(Task requirements) Update everything in the material from the top down to the line containing "strikethrough-icon[interactable]: abc bbox=[103, 124, 113, 131]", replacing "recipient-dropdown" with "recipient-menu" and leaving all else unchanged.

(Provided records)
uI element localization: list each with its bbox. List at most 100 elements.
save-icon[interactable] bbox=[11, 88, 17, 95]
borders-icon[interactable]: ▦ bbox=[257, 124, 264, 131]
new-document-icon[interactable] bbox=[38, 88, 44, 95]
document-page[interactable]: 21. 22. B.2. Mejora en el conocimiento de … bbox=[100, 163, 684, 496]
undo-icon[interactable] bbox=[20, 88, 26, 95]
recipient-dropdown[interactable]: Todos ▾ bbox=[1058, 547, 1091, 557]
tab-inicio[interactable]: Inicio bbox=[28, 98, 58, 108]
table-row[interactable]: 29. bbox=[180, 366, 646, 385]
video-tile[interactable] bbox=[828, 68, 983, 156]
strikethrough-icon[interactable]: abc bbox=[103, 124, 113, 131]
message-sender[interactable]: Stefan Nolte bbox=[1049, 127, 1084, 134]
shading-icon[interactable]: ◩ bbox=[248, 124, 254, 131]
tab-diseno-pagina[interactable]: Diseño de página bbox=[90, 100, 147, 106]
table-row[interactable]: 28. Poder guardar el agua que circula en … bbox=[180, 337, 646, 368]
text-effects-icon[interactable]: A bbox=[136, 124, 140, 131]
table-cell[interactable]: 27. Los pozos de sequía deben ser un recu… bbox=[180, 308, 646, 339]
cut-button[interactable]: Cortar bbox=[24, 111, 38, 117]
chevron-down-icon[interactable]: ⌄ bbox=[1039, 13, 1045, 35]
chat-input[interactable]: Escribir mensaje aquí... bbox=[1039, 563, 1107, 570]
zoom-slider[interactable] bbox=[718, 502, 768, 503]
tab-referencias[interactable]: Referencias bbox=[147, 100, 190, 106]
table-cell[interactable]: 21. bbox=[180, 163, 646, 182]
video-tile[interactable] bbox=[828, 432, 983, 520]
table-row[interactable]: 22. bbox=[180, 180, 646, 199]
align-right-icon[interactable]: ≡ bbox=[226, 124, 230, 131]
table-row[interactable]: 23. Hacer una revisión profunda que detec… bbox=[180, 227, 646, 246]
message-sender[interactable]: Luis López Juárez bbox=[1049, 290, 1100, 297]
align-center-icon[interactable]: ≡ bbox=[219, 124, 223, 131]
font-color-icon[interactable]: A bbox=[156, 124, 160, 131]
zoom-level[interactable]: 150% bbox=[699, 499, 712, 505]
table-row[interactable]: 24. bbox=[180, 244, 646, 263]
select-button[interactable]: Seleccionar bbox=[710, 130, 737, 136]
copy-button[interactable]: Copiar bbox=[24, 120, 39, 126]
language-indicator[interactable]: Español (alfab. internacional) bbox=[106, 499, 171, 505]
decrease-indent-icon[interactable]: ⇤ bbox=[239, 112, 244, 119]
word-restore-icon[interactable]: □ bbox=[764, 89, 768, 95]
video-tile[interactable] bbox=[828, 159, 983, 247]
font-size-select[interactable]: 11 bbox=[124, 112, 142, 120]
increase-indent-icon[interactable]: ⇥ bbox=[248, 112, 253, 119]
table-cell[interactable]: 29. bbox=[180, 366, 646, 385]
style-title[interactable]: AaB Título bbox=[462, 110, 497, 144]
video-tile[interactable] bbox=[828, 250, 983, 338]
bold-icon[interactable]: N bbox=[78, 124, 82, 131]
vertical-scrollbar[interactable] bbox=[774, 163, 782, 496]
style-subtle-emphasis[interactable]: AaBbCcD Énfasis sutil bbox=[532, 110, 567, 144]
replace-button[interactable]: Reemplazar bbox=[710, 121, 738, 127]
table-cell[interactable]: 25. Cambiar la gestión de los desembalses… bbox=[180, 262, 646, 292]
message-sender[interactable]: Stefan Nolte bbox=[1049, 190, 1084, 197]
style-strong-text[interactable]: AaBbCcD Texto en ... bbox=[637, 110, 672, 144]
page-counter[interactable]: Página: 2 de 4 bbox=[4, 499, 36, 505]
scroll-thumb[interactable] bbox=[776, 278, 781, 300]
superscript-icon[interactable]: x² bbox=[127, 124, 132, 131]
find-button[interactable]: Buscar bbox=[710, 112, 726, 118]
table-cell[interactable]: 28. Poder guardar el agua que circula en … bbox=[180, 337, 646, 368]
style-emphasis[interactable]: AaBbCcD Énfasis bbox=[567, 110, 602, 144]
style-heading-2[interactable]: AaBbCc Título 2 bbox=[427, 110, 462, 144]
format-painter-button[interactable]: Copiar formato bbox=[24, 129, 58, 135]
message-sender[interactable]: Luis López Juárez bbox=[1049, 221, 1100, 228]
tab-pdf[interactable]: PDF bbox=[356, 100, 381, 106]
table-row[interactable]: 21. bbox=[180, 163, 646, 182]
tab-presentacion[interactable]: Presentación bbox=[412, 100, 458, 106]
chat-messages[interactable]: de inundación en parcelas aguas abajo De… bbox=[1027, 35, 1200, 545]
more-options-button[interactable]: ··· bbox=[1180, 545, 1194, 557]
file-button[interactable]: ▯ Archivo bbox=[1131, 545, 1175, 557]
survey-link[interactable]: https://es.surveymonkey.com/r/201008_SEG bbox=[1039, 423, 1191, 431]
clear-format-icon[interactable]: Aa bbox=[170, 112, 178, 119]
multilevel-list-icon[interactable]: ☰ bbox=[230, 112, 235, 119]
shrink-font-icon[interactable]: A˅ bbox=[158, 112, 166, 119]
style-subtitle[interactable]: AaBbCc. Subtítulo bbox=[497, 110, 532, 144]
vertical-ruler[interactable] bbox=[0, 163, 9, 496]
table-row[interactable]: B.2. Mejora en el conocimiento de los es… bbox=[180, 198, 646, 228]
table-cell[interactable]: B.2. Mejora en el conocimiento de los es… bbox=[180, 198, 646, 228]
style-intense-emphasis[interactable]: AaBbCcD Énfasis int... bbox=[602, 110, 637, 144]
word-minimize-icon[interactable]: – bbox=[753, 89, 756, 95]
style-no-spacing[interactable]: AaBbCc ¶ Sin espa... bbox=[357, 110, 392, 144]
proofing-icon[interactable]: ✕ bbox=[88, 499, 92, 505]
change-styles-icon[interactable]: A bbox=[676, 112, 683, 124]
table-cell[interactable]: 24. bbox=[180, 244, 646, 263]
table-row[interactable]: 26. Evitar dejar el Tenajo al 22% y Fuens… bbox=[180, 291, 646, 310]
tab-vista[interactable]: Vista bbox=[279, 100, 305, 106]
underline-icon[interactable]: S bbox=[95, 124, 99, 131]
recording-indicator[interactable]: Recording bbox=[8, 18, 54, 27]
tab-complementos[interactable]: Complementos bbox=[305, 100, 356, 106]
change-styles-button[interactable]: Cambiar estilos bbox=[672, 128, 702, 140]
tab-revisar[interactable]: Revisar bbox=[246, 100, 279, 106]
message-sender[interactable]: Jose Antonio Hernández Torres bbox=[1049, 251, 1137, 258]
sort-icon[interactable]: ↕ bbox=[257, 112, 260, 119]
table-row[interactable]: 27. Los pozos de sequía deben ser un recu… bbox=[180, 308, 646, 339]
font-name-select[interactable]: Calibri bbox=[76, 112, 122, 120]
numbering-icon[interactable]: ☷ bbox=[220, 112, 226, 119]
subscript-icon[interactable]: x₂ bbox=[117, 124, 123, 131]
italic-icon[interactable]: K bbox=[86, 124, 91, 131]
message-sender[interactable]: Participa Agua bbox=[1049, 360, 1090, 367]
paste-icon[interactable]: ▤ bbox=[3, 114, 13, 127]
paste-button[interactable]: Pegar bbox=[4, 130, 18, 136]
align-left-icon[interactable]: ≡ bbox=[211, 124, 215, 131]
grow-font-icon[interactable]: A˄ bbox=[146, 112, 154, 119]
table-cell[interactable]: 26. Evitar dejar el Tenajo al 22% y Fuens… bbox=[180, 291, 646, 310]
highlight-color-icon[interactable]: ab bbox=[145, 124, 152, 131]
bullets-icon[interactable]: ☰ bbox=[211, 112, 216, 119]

(Reply)
uI element localization: list each with its bbox. List at most 100 elements.
save-icon[interactable] bbox=[11, 88, 17, 95]
borders-icon[interactable]: ▦ bbox=[257, 124, 264, 131]
new-document-icon[interactable] bbox=[38, 88, 44, 95]
document-page[interactable]: 21. 22. B.2. Mejora en el conocimiento de … bbox=[100, 163, 684, 496]
undo-icon[interactable] bbox=[20, 88, 26, 95]
recipient-menu[interactable]: Todos ▾ bbox=[1058, 547, 1091, 557]
tab-inicio[interactable]: Inicio bbox=[28, 98, 58, 108]
table-row[interactable]: 29. bbox=[180, 366, 646, 385]
video-tile[interactable] bbox=[828, 68, 983, 156]
strikethrough-icon[interactable]: abc bbox=[103, 124, 113, 131]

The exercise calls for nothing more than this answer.